Dataset rows about figures:
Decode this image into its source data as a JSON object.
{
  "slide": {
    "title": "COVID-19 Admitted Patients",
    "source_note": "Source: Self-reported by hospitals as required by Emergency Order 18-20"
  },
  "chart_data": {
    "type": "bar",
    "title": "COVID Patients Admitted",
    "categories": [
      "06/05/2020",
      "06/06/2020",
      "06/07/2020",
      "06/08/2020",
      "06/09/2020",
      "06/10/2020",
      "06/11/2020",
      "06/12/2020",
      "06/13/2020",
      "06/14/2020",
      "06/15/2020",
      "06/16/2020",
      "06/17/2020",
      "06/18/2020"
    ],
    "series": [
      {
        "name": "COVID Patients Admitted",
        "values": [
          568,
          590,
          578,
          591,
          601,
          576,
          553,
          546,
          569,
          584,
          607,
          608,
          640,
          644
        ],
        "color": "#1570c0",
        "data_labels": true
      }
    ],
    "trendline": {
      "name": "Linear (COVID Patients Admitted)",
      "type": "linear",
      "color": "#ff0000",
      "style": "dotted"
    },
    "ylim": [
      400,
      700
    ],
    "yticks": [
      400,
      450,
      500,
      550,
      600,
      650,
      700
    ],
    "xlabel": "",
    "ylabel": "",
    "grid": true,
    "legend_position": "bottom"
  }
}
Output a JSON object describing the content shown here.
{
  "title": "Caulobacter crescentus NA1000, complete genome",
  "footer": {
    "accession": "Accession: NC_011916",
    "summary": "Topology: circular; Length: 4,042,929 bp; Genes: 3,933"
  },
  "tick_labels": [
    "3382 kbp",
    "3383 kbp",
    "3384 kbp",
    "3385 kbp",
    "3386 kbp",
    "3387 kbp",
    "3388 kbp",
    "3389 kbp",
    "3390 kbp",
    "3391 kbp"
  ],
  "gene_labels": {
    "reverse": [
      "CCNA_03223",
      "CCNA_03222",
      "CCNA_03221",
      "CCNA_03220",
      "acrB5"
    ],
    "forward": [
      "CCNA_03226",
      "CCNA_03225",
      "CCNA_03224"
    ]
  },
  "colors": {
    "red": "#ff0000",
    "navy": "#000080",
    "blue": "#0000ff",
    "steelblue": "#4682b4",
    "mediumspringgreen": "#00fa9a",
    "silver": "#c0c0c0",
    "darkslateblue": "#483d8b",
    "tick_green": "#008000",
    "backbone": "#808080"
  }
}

■ WHAT TO PRODUCE:
Every line above that holds "object" should be copied out.

■ TASK ANSWER:
Decode this image into its source data as a JSON object.
Output a JSON object describing the content shown here.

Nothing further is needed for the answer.